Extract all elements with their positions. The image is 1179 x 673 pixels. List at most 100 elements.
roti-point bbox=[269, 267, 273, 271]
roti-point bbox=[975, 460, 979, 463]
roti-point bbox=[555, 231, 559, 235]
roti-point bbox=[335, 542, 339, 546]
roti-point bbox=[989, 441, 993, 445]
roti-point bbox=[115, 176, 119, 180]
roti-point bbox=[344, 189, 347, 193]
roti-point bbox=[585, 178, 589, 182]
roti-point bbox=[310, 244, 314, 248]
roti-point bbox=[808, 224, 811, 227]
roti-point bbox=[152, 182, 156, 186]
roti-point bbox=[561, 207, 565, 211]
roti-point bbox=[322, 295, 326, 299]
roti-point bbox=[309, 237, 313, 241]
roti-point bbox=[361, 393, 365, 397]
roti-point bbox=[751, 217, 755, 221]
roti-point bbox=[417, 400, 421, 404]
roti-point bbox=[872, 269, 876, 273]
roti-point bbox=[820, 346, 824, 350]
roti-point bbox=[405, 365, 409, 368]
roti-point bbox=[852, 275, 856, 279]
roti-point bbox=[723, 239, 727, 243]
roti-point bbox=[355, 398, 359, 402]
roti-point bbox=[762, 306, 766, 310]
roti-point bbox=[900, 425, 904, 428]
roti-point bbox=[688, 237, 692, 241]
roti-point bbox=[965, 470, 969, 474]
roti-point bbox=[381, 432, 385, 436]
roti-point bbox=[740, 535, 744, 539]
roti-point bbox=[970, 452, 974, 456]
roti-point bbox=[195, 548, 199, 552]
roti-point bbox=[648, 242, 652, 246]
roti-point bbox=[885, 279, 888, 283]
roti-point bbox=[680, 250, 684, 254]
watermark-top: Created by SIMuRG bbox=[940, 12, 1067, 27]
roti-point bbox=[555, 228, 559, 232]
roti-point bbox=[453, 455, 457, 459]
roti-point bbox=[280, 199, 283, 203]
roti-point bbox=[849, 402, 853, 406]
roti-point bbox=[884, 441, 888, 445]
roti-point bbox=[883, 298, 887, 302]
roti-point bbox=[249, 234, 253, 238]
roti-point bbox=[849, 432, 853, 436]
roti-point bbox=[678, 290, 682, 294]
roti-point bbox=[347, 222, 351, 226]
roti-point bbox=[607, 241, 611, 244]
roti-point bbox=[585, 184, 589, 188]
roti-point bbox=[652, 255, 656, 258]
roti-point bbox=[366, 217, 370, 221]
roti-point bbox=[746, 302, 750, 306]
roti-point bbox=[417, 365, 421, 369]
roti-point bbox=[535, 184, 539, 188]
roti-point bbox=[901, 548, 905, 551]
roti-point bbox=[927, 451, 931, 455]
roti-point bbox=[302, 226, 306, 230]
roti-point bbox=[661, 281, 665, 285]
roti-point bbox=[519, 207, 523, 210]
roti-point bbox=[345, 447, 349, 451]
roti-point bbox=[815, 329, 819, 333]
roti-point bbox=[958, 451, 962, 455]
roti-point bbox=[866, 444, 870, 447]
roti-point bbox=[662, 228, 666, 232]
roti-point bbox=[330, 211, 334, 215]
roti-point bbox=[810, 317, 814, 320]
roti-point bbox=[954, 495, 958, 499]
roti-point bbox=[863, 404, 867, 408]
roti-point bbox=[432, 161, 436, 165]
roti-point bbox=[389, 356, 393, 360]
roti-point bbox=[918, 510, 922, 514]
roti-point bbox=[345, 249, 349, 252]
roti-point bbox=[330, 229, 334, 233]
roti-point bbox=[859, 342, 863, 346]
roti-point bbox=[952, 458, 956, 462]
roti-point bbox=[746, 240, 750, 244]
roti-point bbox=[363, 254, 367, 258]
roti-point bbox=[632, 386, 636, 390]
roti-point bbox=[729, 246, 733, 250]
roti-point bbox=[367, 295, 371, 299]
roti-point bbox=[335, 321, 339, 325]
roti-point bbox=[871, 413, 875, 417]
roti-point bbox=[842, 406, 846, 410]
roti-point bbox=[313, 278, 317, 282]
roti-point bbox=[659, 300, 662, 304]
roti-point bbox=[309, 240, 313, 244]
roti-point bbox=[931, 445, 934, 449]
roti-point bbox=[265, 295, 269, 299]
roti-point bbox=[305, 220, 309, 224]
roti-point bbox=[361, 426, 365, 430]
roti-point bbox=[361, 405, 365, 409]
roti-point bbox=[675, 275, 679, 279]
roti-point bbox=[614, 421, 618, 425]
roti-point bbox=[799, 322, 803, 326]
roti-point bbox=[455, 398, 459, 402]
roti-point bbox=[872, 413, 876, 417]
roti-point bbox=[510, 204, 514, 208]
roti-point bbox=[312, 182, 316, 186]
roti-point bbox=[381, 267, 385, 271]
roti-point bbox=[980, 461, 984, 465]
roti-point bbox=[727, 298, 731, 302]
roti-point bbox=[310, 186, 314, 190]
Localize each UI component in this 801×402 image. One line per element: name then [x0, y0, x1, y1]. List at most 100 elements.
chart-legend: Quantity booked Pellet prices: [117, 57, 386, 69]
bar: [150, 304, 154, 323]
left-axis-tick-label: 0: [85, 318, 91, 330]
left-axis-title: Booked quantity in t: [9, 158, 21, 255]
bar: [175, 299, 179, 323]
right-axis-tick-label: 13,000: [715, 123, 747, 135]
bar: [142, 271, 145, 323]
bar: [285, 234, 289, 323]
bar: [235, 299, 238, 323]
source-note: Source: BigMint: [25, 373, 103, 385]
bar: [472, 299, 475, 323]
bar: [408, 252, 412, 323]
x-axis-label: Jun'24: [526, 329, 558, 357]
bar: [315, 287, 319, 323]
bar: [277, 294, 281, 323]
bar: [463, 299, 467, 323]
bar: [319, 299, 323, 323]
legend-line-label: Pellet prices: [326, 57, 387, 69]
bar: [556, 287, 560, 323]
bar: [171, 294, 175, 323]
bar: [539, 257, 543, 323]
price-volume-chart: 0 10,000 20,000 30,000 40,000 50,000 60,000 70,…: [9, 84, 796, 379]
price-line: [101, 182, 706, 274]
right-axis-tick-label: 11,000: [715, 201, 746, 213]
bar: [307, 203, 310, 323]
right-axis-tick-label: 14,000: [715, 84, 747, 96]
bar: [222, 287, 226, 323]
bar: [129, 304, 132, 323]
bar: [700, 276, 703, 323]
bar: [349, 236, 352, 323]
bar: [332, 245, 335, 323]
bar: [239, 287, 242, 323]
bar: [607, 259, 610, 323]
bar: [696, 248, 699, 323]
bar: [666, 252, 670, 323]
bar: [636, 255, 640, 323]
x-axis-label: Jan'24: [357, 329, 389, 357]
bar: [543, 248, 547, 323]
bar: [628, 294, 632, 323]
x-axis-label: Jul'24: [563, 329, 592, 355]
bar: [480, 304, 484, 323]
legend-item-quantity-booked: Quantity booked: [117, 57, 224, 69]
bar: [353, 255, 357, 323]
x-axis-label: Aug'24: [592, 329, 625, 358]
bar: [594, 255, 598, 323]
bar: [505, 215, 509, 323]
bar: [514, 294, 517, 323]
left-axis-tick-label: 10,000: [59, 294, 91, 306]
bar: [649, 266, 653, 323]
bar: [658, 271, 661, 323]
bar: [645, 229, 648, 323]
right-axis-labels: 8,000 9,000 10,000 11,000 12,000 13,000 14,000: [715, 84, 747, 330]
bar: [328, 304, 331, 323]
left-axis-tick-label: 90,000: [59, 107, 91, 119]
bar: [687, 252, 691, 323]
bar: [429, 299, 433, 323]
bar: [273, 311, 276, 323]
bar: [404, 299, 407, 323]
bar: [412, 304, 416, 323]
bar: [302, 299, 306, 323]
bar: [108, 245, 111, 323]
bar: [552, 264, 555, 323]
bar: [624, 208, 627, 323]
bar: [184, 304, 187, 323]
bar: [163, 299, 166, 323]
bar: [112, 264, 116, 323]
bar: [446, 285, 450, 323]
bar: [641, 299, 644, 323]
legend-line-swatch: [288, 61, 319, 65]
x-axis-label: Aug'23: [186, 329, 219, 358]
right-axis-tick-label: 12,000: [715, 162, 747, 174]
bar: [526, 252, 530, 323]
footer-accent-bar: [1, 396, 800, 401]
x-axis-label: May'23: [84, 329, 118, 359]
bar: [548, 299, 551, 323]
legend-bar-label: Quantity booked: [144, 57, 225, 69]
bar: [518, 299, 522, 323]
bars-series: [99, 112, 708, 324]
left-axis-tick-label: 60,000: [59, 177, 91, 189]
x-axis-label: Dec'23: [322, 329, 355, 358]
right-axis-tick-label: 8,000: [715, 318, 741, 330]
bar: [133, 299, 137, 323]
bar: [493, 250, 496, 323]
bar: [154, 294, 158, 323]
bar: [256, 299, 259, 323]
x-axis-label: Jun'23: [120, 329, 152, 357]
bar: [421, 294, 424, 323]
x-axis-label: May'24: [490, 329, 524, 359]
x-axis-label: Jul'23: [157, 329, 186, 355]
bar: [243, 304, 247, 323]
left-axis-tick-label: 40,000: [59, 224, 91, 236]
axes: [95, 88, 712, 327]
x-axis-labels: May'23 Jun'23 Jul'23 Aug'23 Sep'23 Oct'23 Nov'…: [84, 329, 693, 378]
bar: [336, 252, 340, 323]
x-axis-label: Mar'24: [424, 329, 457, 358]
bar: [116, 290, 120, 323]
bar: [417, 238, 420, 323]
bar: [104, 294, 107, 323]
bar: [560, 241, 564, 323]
^^^^^^^^
• _Exercise description_:
In the entries from the start through the line containing "roti-point bbox=[900, 425, 904, 428]", inclusive, swap "roti-point" for "marker" wherever it appears, change nothing else, and reproduce only those lines.

• _Complete response_:
Extract all elements with their positions. The image is 1179 x 673 pixels. List at most 100 elements.
marker bbox=[269, 267, 273, 271]
marker bbox=[975, 460, 979, 463]
marker bbox=[555, 231, 559, 235]
marker bbox=[335, 542, 339, 546]
marker bbox=[989, 441, 993, 445]
marker bbox=[115, 176, 119, 180]
marker bbox=[344, 189, 347, 193]
marker bbox=[585, 178, 589, 182]
marker bbox=[310, 244, 314, 248]
marker bbox=[808, 224, 811, 227]
marker bbox=[152, 182, 156, 186]
marker bbox=[561, 207, 565, 211]
marker bbox=[322, 295, 326, 299]
marker bbox=[309, 237, 313, 241]
marker bbox=[361, 393, 365, 397]
marker bbox=[751, 217, 755, 221]
marker bbox=[417, 400, 421, 404]
marker bbox=[872, 269, 876, 273]
marker bbox=[820, 346, 824, 350]
marker bbox=[405, 365, 409, 368]
marker bbox=[852, 275, 856, 279]
marker bbox=[723, 239, 727, 243]
marker bbox=[355, 398, 359, 402]
marker bbox=[762, 306, 766, 310]
marker bbox=[900, 425, 904, 428]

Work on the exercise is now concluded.